Reproduce the data exactly.

Saved data entries:
==*==

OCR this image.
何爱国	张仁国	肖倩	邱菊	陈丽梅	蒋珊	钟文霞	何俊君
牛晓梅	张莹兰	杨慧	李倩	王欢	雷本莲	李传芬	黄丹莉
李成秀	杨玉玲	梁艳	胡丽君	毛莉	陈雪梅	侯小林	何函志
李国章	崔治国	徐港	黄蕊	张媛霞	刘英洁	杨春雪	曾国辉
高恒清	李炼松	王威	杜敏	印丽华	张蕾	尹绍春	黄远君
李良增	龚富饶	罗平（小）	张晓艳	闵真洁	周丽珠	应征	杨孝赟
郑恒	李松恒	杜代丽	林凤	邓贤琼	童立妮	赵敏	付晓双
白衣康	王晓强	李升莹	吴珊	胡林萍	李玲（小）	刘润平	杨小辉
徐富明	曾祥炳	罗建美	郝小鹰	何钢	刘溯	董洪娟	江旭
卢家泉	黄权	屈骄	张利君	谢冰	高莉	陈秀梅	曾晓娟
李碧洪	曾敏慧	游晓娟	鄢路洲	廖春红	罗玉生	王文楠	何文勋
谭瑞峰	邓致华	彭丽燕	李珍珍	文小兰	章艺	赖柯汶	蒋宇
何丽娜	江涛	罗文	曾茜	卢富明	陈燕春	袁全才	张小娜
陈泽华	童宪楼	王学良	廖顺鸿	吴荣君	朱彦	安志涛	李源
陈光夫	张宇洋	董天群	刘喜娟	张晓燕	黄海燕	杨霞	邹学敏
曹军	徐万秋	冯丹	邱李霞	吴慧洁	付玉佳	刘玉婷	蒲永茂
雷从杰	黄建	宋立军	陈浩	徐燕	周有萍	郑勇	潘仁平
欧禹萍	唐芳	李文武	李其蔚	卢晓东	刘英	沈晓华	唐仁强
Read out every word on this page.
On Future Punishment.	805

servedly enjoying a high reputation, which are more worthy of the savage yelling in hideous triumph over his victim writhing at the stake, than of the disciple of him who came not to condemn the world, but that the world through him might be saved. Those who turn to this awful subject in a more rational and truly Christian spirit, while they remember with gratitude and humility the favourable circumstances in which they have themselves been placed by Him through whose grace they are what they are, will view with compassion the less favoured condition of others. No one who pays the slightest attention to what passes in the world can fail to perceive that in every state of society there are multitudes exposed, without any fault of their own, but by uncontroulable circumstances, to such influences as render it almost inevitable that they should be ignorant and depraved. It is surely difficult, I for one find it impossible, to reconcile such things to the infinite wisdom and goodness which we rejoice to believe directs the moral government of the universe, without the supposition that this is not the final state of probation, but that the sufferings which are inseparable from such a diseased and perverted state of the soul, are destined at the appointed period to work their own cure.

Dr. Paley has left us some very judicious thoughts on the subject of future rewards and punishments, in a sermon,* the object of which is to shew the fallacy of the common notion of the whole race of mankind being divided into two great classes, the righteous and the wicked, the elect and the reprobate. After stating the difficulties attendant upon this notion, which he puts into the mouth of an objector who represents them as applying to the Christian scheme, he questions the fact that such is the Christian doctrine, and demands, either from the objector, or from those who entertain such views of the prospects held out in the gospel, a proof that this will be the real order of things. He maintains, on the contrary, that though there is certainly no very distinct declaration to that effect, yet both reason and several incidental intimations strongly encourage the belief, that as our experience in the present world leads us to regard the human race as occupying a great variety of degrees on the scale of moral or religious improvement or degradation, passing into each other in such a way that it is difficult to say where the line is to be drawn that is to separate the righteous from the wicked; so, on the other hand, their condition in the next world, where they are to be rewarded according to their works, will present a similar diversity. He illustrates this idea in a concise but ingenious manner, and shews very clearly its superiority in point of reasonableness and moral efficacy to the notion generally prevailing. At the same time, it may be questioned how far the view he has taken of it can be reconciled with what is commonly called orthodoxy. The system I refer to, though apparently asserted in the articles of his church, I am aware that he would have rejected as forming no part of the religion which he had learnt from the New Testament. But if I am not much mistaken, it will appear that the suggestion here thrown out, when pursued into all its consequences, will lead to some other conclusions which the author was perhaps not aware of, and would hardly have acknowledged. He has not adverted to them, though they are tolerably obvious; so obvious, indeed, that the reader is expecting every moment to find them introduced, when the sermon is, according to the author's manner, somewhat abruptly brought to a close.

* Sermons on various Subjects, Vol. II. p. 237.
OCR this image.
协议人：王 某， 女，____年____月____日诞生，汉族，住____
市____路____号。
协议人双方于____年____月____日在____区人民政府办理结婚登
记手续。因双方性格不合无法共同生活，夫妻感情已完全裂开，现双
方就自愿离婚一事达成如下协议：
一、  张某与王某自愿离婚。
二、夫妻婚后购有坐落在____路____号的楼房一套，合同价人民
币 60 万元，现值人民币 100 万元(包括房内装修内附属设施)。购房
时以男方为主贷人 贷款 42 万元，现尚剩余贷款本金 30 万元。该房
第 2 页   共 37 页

==*==

- **Problem solution**
OCR this image.
何爱国	张仁国	肖倩	邱菊	陈丽梅	蒋珊	钟文霞	何俊君
牛晓梅	张莹兰	杨慧	李倩	王欢	雷本莲	李传芬	黄丹莉
李成秀	杨玉玲	梁艳	胡丽君	毛莉	陈雪梅	侯小林	何函志
李国章	崔治国	徐港	黄蕊	张媛霞	刘英洁	杨春雪	曾国辉
高恒清	李炼松	王威	杜敏	印丽华	张蕾	尹绍春	黄远君
李良增	龚富饶	罗平（小）	张晓艳	闵真洁	周丽珠	应征	杨孝赟
郑恒	李松恒	杜代丽	林凤	邓贤琼	童立妮	赵敏	付晓双
白衣康	王晓强	李升莹	吴珊	胡林萍	李玲（小）	刘润平	杨小辉
徐富明	曾祥炳	罗建美	郝小鹰	何钢	刘溯	董洪娟	江旭
卢家泉	黄权	屈骄	张利君	谢冰	高莉	陈秀梅	曾晓娟
李碧洪	曾敏慧	游晓娟	鄢路洲	廖春红	罗玉生	王文楠	何文勋
谭瑞峰	邓致华	彭丽燕	李珍珍	文小兰	章艺	赖柯汶	蒋宇
何丽娜	江涛	罗文	曾茜	卢富明	陈燕春	袁全才	张小娜
陈泽华	童宪楼	王学良	廖顺鸿	吴荣君	朱彦	安志涛	李源
陈光夫	张宇洋	董天群	刘喜娟	张晓燕	黄海燕	杨霞	邹学敏
曹军	徐万秋	冯丹	邱李霞	吴慧洁	付玉佳	刘玉婷	蒲永茂
雷从杰	黄建	宋立军	陈浩	徐燕	周有萍	郑勇	潘仁平
欧禹萍	唐芳	李文武	李其蔚	卢晓东	刘英	沈晓华	唐仁强
Read out every word on this page.
On Future Punishment.	805

servedly enjoying a high reputation, which are more worthy of the savage yelling in hideous triumph over his victim writhing at the stake, than of the disciple of him who came not to condemn the world, but that the world through him might be saved. Those who turn to this awful subject in a more rational and truly Christian spirit, while they remember with gratitude and humility the favourable circumstances in which they have themselves been placed by Him through whose grace they are what they are, will view with compassion the less favoured condition of others. No one who pays the slightest attention to what passes in the world can fail to perceive that in every state of society there are multitudes exposed, without any fault of their own, but by uncontroulable circumstances, to such influences as render it almost inevitable that they should be ignorant and depraved. It is surely difficult, I for one find it impossible, to reconcile such things to the infinite wisdom and goodness which we rejoice to believe directs the moral government of the universe, without the supposition that this is not the final state of probation, but that the sufferings which are inseparable from such a diseased and perverted state of the soul, are destined at the appointed period to work their own cure.

Dr. Paley has left us some very judicious thoughts on the subject of future rewards and punishments, in a sermon,* the object of which is to shew the fallacy of the common notion of the whole race of mankind being divided into two great classes, the righteous and the wicked, the elect and the reprobate. After stating the difficulties attendant upon this notion, which he puts into the mouth of an objector who represents them as applying to the Christian scheme, he questions the fact that such is the Christian doctrine, and demands, either from the objector, or from those who entertain such views of the prospects held out in the gospel, a proof that this will be the real order of things. He maintains, on the contrary, that though there is certainly no very distinct declaration to that effect, yet both reason and several incidental intimations strongly encourage the belief, that as our experience in the present world leads us to regard the human race as occupying a great variety of degrees on the scale of moral or religious improvement or degradation, passing into each other in such a way that it is difficult to say where the line is to be drawn that is to separate the righteous from the wicked; so, on the other hand, their condition in the next world, where they are to be rewarded according to their works, will present a similar diversity. He illustrates this idea in a concise but ingenious manner, and shews very clearly its superiority in point of reasonableness and moral efficacy to the notion generally prevailing. At the same time, it may be questioned how far the view he has taken of it can be reconciled with what is commonly called orthodoxy. The system I refer to, though apparently asserted in the articles of his church, I am aware that he would have rejected as forming no part of the religion which he had learnt from the New Testament. But if I am not much mistaken, it will appear that the suggestion here thrown out, when pursued into all its consequences, will lead to some other conclusions which the author was perhaps not aware of, and would hardly have acknowledged. He has not adverted to them, though they are tolerably obvious; so obvious, indeed, that the reader is expecting every moment to find them introduced, when the sermon is, according to the author's manner, somewhat abruptly brought to a close.

* Sermons on various Subjects, Vol. II. p. 237.
OCR this image.
协议人：王 某， 女，____年____月____日诞生，汉族，住____
市____路____号。
协议人双方于____年____月____日在____区人民政府办理结婚登
记手续。因双方性格不合无法共同生活，夫妻感情已完全裂开，现双
方就自愿离婚一事达成如下协议：
一、  张某与王某自愿离婚。
二、夫妻婚后购有坐落在____路____号的楼房一套，合同价人民
币 60 万元，现值人民币 100 万元(包括房内装修内附属设施)。购房
时以男方为主贷人 贷款 42 万元，现尚剩余贷款本金 30 万元。该房
第 2 页   共 37 页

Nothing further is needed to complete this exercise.